**INSTRUCTIONS FOR THE TASK:**
Copy every line of the items below without changing anything, and leave the pictures out of your answer.
━━━━━━
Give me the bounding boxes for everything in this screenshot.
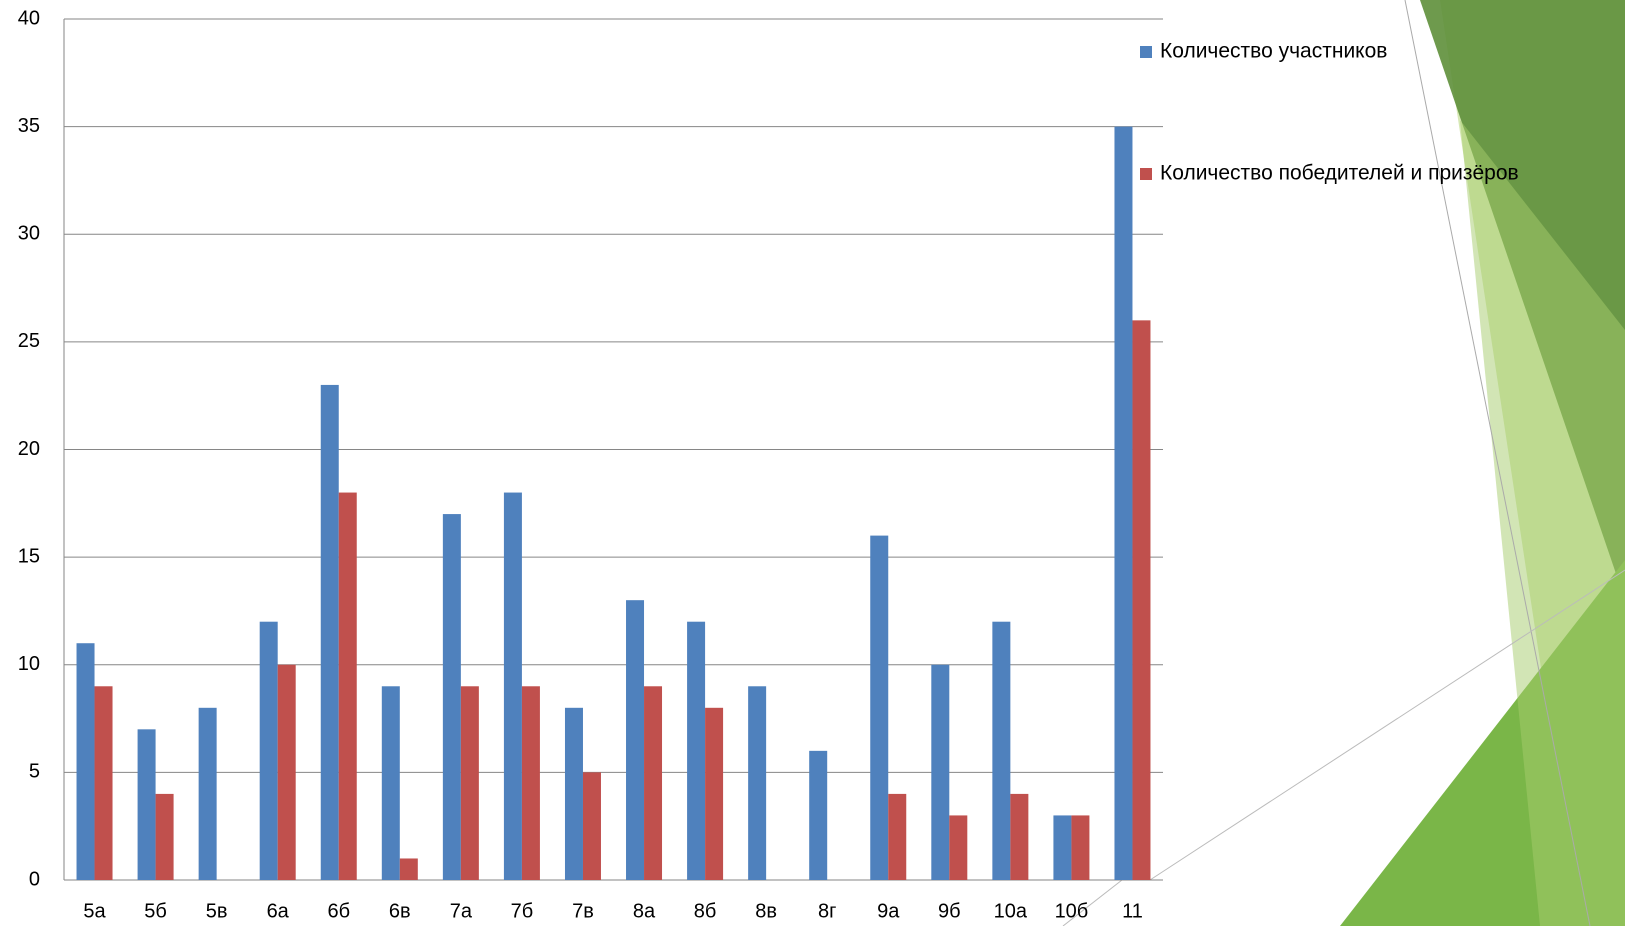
y-tick-label: 5 xyxy=(29,761,40,783)
bar xyxy=(259,621,278,880)
bar xyxy=(76,643,95,880)
bar xyxy=(1132,320,1151,881)
bar xyxy=(399,858,418,880)
decoration xyxy=(1062,0,1625,926)
bar xyxy=(564,707,583,880)
bar xyxy=(644,686,663,880)
bar xyxy=(460,686,479,880)
bar xyxy=(521,686,540,880)
legend-swatch xyxy=(1140,46,1152,58)
bar xyxy=(503,492,522,880)
x-tick-label: 8г xyxy=(818,900,836,922)
y-tick-label: 15 xyxy=(18,545,40,567)
bar xyxy=(155,793,174,880)
x-tick-label: 9а xyxy=(877,900,900,922)
x-tick-label: 7в xyxy=(572,900,594,922)
bar xyxy=(137,729,156,880)
y-tick-label: 20 xyxy=(18,438,40,460)
y-tick-label: 10 xyxy=(18,653,40,675)
legend-label: Количество победителей и призёров xyxy=(1160,162,1519,185)
x-tick-label: 10б xyxy=(1055,900,1089,922)
bar xyxy=(888,793,907,880)
bar xyxy=(949,815,968,880)
bar xyxy=(748,686,767,880)
x-tick-label: 11 xyxy=(1122,900,1143,922)
x-tick-label: 8а xyxy=(633,900,656,922)
bar xyxy=(1010,793,1029,880)
decor-line xyxy=(1062,879,1123,926)
x-tick-label: 9б xyxy=(938,900,961,922)
decor-line xyxy=(1404,0,1591,926)
y-tick-label: 25 xyxy=(18,330,40,352)
bar xyxy=(198,707,217,880)
x-tick-label: 8б xyxy=(694,900,717,922)
bar xyxy=(870,535,889,880)
x-tick-label: 6а xyxy=(267,900,290,922)
x-tick-label: 7б xyxy=(511,900,534,922)
legend-swatch xyxy=(1140,168,1152,180)
x-tick-label: 5в xyxy=(206,900,228,922)
bar xyxy=(442,514,461,880)
bar xyxy=(1114,126,1133,880)
x-tick-label: 8в xyxy=(755,900,777,922)
bar xyxy=(931,664,950,880)
bar xyxy=(277,664,296,880)
y-tick-label: 30 xyxy=(18,223,40,245)
bar xyxy=(1071,815,1090,880)
bar xyxy=(626,600,645,880)
x-tick-label: 5б xyxy=(144,900,167,922)
bar xyxy=(320,384,339,880)
x-tick-label: 6б xyxy=(327,900,350,922)
bar xyxy=(94,686,113,880)
decor-shape xyxy=(1460,120,1625,926)
bar xyxy=(338,492,357,880)
x-tick-label: 6в xyxy=(389,900,411,922)
x-tick-label: 7а xyxy=(450,900,473,922)
x-tick-label: 10а xyxy=(994,900,1028,922)
y-tick-label: 0 xyxy=(29,868,40,890)
x-tick-label: 5а xyxy=(83,900,106,922)
bar xyxy=(705,707,724,880)
decor-line xyxy=(1149,569,1625,881)
bar xyxy=(687,621,706,880)
bar xyxy=(992,621,1011,880)
bar xyxy=(381,686,400,880)
bar xyxy=(809,750,828,880)
bar xyxy=(1053,815,1072,880)
y-tick-label: 35 xyxy=(18,115,40,137)
legend-label: Количество участников xyxy=(1160,40,1387,63)
bar xyxy=(582,772,601,880)
y-tick-label: 40 xyxy=(18,7,40,29)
━━━━━━
**THE RESPONSE:**
Give me the bounding boxes for everything in this screenshot.
y-tick-label: 5 xyxy=(29,761,40,783)
bar xyxy=(259,621,278,880)
bar xyxy=(76,643,95,880)
bar xyxy=(1132,320,1151,881)
bar xyxy=(399,858,418,880)
decoration xyxy=(1062,0,1625,926)
bar xyxy=(564,707,583,880)
bar xyxy=(644,686,663,880)
bar xyxy=(460,686,479,880)
bar xyxy=(521,686,540,880)
legend-swatch xyxy=(1140,46,1152,58)
bar xyxy=(503,492,522,880)
x-tick-label: 8г xyxy=(818,900,836,922)
y-tick-label: 15 xyxy=(18,545,40,567)
bar xyxy=(155,793,174,880)
x-tick-label: 9а xyxy=(877,900,900,922)
x-tick-label: 7в xyxy=(572,900,594,922)
bar xyxy=(137,729,156,880)
y-tick-label: 20 xyxy=(18,438,40,460)
y-tick-label: 10 xyxy=(18,653,40,675)
legend-label: Количество победителей и призёров xyxy=(1160,162,1519,185)
x-tick-label: 10б xyxy=(1055,900,1089,922)
bar xyxy=(888,793,907,880)
bar xyxy=(949,815,968,880)
bar xyxy=(748,686,767,880)
x-tick-label: 11 xyxy=(1122,900,1143,922)
x-tick-label: 8а xyxy=(633,900,656,922)
bar xyxy=(1010,793,1029,880)
decor-line xyxy=(1062,879,1123,926)
x-tick-label: 9б xyxy=(938,900,961,922)
decor-line xyxy=(1404,0,1591,926)
y-tick-label: 25 xyxy=(18,330,40,352)
bar xyxy=(198,707,217,880)
x-tick-label: 8б xyxy=(694,900,717,922)
bar xyxy=(870,535,889,880)
x-tick-label: 6а xyxy=(267,900,290,922)
x-tick-label: 7б xyxy=(511,900,534,922)
legend-swatch xyxy=(1140,168,1152,180)
x-tick-label: 5в xyxy=(206,900,228,922)
bar xyxy=(442,514,461,880)
bar xyxy=(1114,126,1133,880)
x-tick-label: 8в xyxy=(755,900,777,922)
bar xyxy=(931,664,950,880)
bar xyxy=(277,664,296,880)
y-tick-label: 30 xyxy=(18,223,40,245)
bar xyxy=(1071,815,1090,880)
bar xyxy=(626,600,645,880)
x-tick-label: 5б xyxy=(144,900,167,922)
bar xyxy=(320,384,339,880)
x-tick-label: 6б xyxy=(327,900,350,922)
bar xyxy=(94,686,113,880)
decor-shape xyxy=(1460,120,1625,926)
bar xyxy=(338,492,357,880)
x-tick-label: 6в xyxy=(389,900,411,922)
x-tick-label: 7а xyxy=(450,900,473,922)
x-tick-label: 10а xyxy=(994,900,1028,922)
y-tick-label: 0 xyxy=(29,868,40,890)
x-tick-label: 5а xyxy=(83,900,106,922)
bar xyxy=(705,707,724,880)
decor-line xyxy=(1149,569,1625,881)
bar xyxy=(687,621,706,880)
bar xyxy=(992,621,1011,880)
bar xyxy=(381,686,400,880)
bar xyxy=(809,750,828,880)
bar xyxy=(1053,815,1072,880)
y-tick-label: 35 xyxy=(18,115,40,137)
legend-label: Количество участников xyxy=(1160,40,1387,63)
bar xyxy=(582,772,601,880)
y-tick-label: 40 xyxy=(18,7,40,29)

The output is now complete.